EXERCISE DETAILS
Return each entry exactly, with none missing.

PROVIDED INFORMATION
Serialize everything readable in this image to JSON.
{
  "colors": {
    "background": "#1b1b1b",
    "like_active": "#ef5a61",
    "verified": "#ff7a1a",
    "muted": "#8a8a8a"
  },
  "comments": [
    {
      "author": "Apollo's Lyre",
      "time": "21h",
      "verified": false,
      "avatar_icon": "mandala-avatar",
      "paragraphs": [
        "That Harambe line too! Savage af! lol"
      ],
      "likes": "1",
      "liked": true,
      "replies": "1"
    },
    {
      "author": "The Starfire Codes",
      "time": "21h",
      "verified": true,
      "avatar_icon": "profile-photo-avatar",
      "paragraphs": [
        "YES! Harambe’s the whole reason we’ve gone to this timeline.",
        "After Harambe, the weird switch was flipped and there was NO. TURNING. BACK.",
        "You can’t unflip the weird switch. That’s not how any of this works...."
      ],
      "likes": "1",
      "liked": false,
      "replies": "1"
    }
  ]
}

THE REPLY
Serialize everything readable in this image to JSON.
{
  "colors": {
    "background": "#1b1b1b",
    "like_active": "#ef5a61",
    "verified": "#ff7a1a",
    "muted": "#8a8a8a"
  },
  "comments": [
    {
      "author": "Apollo's Lyre",
      "time": "21h",
      "verified": false,
      "avatar_icon": "mandala-avatar",
      "paragraphs": [
        "That Harambe line too! Savage af! lol"
      ],
      "likes": "1",
      "liked": true,
      "replies": "1"
    },
    {
      "author": "The Starfire Codes",
      "time": "21h",
      "verified": true,
      "avatar_icon": "profile-photo-avatar",
      "paragraphs": [
        "YES! Harambe’s the whole reason we’ve gone to this timeline.",
        "After Harambe, the weird switch was flipped and there was NO. TURNING. BACK.",
        "You can’t unflip the weird switch. That’s not how any of this works...."
      ],
      "likes": "1",
      "liked": false,
      "replies": "1"
    }
  ]
}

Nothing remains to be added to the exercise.